Extract the listing in its entirety, keeping each line identical to the original.

§ §

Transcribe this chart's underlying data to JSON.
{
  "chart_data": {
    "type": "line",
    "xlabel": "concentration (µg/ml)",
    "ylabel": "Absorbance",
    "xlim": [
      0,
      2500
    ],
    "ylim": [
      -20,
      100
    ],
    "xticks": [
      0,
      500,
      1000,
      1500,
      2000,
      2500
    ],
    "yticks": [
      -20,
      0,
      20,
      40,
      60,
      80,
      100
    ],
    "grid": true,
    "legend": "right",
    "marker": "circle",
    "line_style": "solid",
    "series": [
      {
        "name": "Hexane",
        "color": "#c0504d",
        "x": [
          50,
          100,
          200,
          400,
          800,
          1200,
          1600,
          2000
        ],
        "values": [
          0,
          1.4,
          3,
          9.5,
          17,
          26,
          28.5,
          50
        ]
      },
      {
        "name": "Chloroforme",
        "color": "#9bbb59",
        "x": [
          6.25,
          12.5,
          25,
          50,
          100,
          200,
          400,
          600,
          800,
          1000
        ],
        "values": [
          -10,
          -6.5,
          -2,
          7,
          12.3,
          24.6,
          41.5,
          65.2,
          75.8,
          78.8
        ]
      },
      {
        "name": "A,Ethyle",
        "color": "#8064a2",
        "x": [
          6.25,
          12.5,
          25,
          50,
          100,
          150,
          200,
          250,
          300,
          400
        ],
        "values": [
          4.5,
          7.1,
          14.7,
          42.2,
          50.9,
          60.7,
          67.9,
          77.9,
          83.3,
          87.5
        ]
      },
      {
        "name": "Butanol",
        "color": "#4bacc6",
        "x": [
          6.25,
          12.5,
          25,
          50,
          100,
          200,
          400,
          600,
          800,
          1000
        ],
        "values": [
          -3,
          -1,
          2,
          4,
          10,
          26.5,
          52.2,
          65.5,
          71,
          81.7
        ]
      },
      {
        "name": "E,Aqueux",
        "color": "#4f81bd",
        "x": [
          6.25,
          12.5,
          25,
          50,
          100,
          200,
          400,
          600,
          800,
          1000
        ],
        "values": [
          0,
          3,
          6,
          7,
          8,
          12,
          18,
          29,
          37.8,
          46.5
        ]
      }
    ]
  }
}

§ §

▸ Full response
Transcribe this chart's underlying data to JSON.
{
  "chart_data": {
    "type": "line",
    "xlabel": "concentration (µg/ml)",
    "ylabel": "Absorbance",
    "xlim": [
      0,
      2500
    ],
    "ylim": [
      -20,
      100
    ],
    "xticks": [
      0,
      500,
      1000,
      1500,
      2000,
      2500
    ],
    "yticks": [
      -20,
      0,
      20,
      40,
      60,
      80,
      100
    ],
    "grid": true,
    "legend": "right",
    "marker": "circle",
    "line_style": "solid",
    "series": [
      {
        "name": "Hexane",
        "color": "#c0504d",
        "x": [
          50,
          100,
          200,
          400,
          800,
          1200,
          1600,
          2000
        ],
        "values": [
          0,
          1.4,
          3,
          9.5,
          17,
          26,
          28.5,
          50
        ]
      },
      {
        "name": "Chloroforme",
        "color": "#9bbb59",
        "x": [
          6.25,
          12.5,
          25,
          50,
          100,
          200,
          400,
          600,
          800,
          1000
        ],
        "values": [
          -10,
          -6.5,
          -2,
          7,
          12.3,
          24.6,
          41.5,
          65.2,
          75.8,
          78.8
        ]
      },
      {
        "name": "A,Ethyle",
        "color": "#8064a2",
        "x": [
          6.25,
          12.5,
          25,
          50,
          100,
          150,
          200,
          250,
          300,
          400
        ],
        "values": [
          4.5,
          7.1,
          14.7,
          42.2,
          50.9,
          60.7,
          67.9,
          77.9,
          83.3,
          87.5
        ]
      },
      {
        "name": "Butanol",
        "color": "#4bacc6",
        "x": [
          6.25,
          12.5,
          25,
          50,
          100,
          200,
          400,
          600,
          800,
          1000
        ],
        "values": [
          -3,
          -1,
          2,
          4,
          10,
          26.5,
          52.2,
          65.5,
          71,
          81.7
        ]
      },
      {
        "name": "E,Aqueux",
        "color": "#4f81bd",
        "x": [
          6.25,
          12.5,
          25,
          50,
          100,
          200,
          400,
          600,
          800,
          1000
        ],
        "values": [
          0,
          3,
          6,
          7,
          8,
          12,
          18,
          29,
          37.8,
          46.5
        ]
      }
    ]
  }
}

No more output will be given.